----- Raw data

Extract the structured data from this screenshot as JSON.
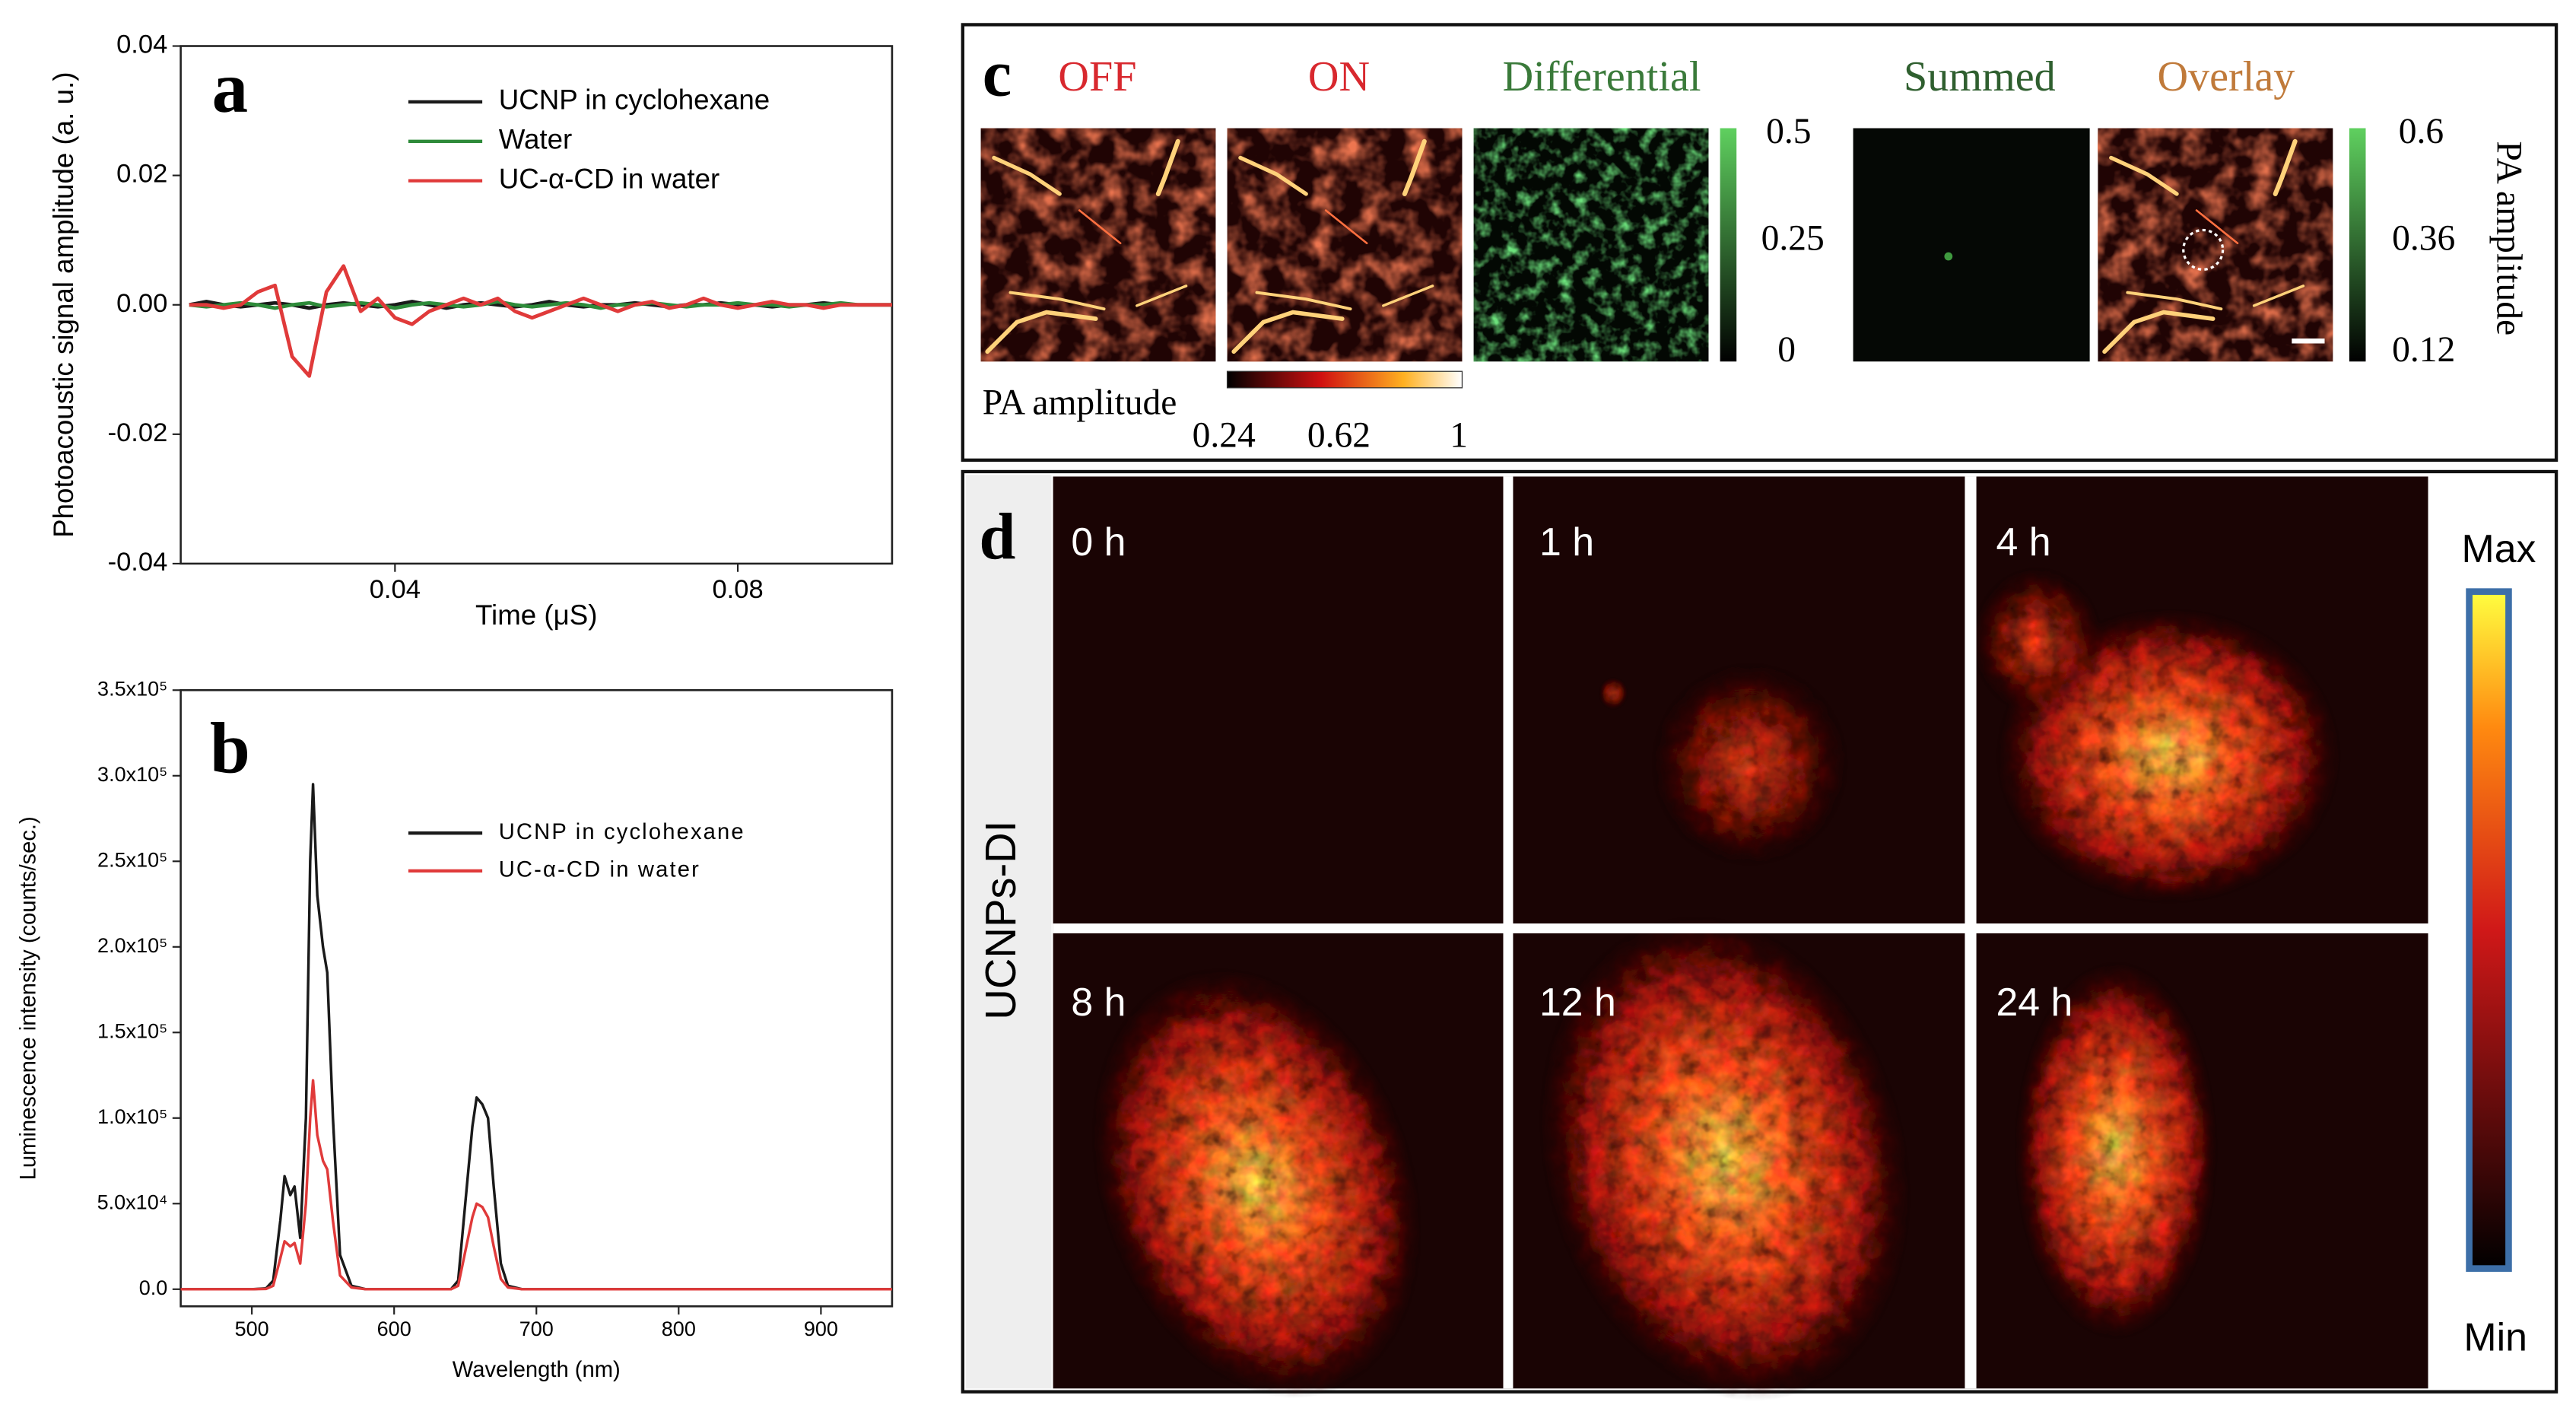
{
  "chart_data": [
    {
      "type": "line",
      "label": "a",
      "xlabel": "Time (μS)",
      "ylabel": "Photoacoustic signal amplitude (a. u.)",
      "xlim": [
        0.015,
        0.098
      ],
      "xticks": [
        0.04,
        0.08
      ],
      "ylim": [
        -0.04,
        0.04
      ],
      "yticks": [
        -0.04,
        -0.02,
        {
          "value": 0,
          "label": "0.00"
        },
        0.02,
        0.04
      ],
      "legend": "upper right",
      "x": [
        0.016,
        0.018,
        0.02,
        0.022,
        0.024,
        0.026,
        0.028,
        0.03,
        0.032,
        0.034,
        0.036,
        0.038,
        0.04,
        0.042,
        0.044,
        0.046,
        0.048,
        0.05,
        0.052,
        0.054,
        0.056,
        0.058,
        0.06,
        0.062,
        0.064,
        0.066,
        0.068,
        0.07,
        0.072,
        0.074,
        0.076,
        0.078,
        0.08,
        0.082,
        0.084,
        0.086,
        0.088,
        0.09,
        0.092,
        0.094,
        0.096,
        0.098
      ],
      "series": [
        {
          "name": "UCNP in cyclohexane",
          "color": "#1a1a1a",
          "values": [
            0,
            0.0005,
            0,
            -0.0003,
            0,
            0.0003,
            0,
            -0.0005,
            0,
            0.0003,
            0,
            -0.0003,
            0,
            0.0005,
            0,
            -0.0005,
            0,
            0.0003,
            0,
            -0.0003,
            0,
            0.0005,
            0,
            -0.0003,
            0,
            0,
            0.0003,
            0,
            -0.0003,
            0,
            0,
            0.0003,
            0,
            0,
            -0.0003,
            0,
            0,
            0.0003,
            0,
            0,
            0,
            0
          ]
        },
        {
          "name": "Water",
          "color": "#2e8b3a",
          "values": [
            0,
            -0.0003,
            0,
            0.0003,
            0,
            -0.0005,
            0,
            0.0003,
            -0.0003,
            0,
            0.0003,
            0,
            -0.0005,
            0,
            0.0003,
            0,
            -0.0003,
            0,
            0.0005,
            0,
            -0.0003,
            0,
            0.0003,
            0,
            -0.0005,
            0,
            0,
            0.0003,
            0,
            -0.0003,
            0,
            0,
            0.0003,
            0,
            0,
            -0.0003,
            0,
            0,
            0.0003,
            0,
            0,
            0
          ]
        },
        {
          "name": "UC-α-CD in water",
          "color": "#e03a3a",
          "values": [
            0,
            0,
            -0.0005,
            0,
            0.002,
            0.003,
            -0.008,
            -0.011,
            0.002,
            0.006,
            -0.001,
            0.001,
            -0.002,
            -0.003,
            -0.001,
            0,
            0.001,
            0,
            0.001,
            -0.001,
            -0.002,
            -0.001,
            0,
            0.001,
            0,
            -0.001,
            0,
            0.0005,
            -0.0005,
            0,
            0.001,
            0,
            -0.0005,
            0,
            0.0005,
            0,
            0,
            -0.0005,
            0,
            0,
            0,
            0
          ]
        }
      ]
    },
    {
      "type": "line",
      "label": "b",
      "xlabel": "Wavelength (nm)",
      "ylabel": "Luminescence intensity (counts/sec.)",
      "xlim": [
        450,
        950
      ],
      "xticks": [
        500,
        600,
        700,
        800,
        900
      ],
      "ylim": [
        -10000,
        350000
      ],
      "yticks": [
        {
          "value": 0,
          "label": "0.0"
        },
        {
          "value": 50000,
          "label": "5.0x10⁴"
        },
        {
          "value": 100000,
          "label": "1.0x10⁵"
        },
        {
          "value": 150000,
          "label": "1.5x10⁵"
        },
        {
          "value": 200000,
          "label": "2.0x10⁵"
        },
        {
          "value": 250000,
          "label": "2.5x10⁵"
        },
        {
          "value": 300000,
          "label": "3.0x10⁵"
        },
        {
          "value": 350000,
          "label": "3.5x10⁵"
        }
      ],
      "legend": "upper right",
      "x": [
        450,
        500,
        510,
        515,
        520,
        523,
        527,
        530,
        534,
        538,
        541,
        543,
        546,
        550,
        553,
        557,
        562,
        570,
        580,
        640,
        645,
        650,
        655,
        658,
        662,
        666,
        670,
        675,
        680,
        690,
        950
      ],
      "series": [
        {
          "name": "UCNP in cyclohexane",
          "color": "#1a1a1a",
          "values": [
            0,
            0,
            500,
            5000,
            40000,
            66000,
            55000,
            60000,
            30000,
            100000,
            250000,
            295000,
            230000,
            200000,
            185000,
            100000,
            20000,
            2000,
            0,
            0,
            5000,
            50000,
            95000,
            112000,
            108000,
            100000,
            60000,
            15000,
            2000,
            0,
            0
          ]
        },
        {
          "name": "UC-α-CD in water",
          "color": "#e03a3a",
          "values": [
            0,
            0,
            200,
            2000,
            18000,
            28000,
            25000,
            27000,
            15000,
            50000,
            100000,
            122000,
            90000,
            75000,
            70000,
            40000,
            8000,
            1000,
            0,
            0,
            2000,
            22000,
            42000,
            50000,
            48000,
            42000,
            25000,
            6000,
            1000,
            0,
            0
          ]
        }
      ]
    }
  ],
  "panel_c": {
    "label": "c",
    "titles": [
      "OFF",
      "ON",
      "Differential",
      "Summed",
      "Overlay"
    ],
    "colorbar_green_1": [
      "0.5",
      "0.25",
      "0"
    ],
    "colorbar_green_2": [
      "0.6",
      "0.36",
      "0.12"
    ],
    "colorbar_green_2_title": "PA amplitude",
    "colorbar_red_title": "PA amplitude",
    "colorbar_red": [
      "0.24",
      "0.62",
      "1"
    ]
  },
  "panel_d": {
    "label": "d",
    "row_label": "UCNPs-DI",
    "times": [
      "0 h",
      "1 h",
      "4 h",
      "8 h",
      "12 h",
      "24 h"
    ],
    "colorbar_max": "Max",
    "colorbar_min": "Min"
  }
}
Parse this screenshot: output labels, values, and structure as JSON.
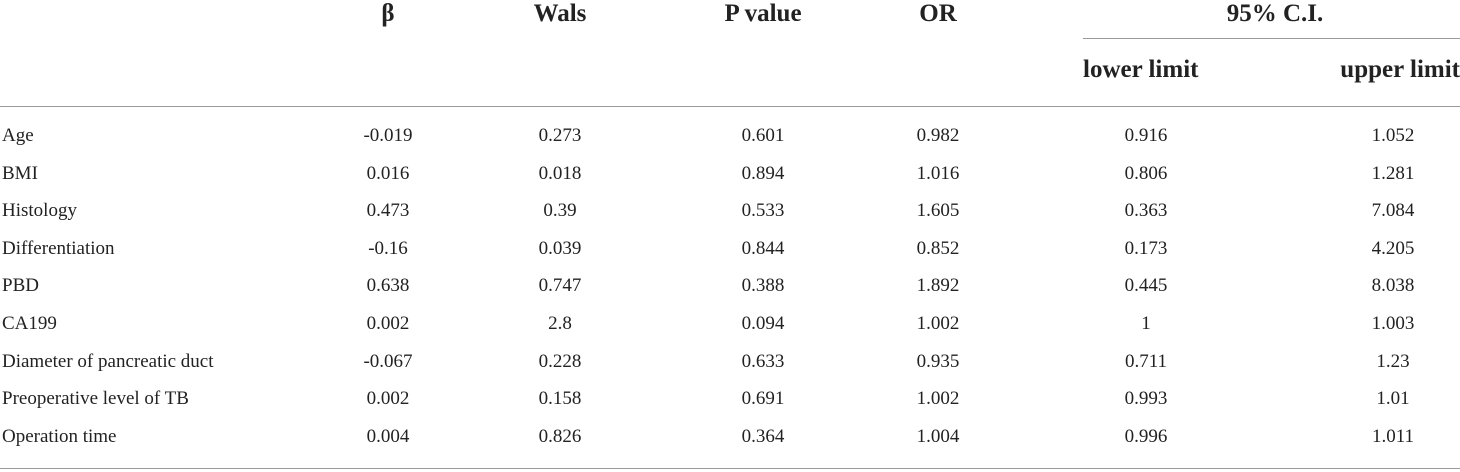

----------

What to produce: From the entries, report each line that includes the word "screenshot".

Answer to the exercise:
Extract the structured data from this screenshot as JSON.
Parse this screenshot: output labels, values, and structure as JSON.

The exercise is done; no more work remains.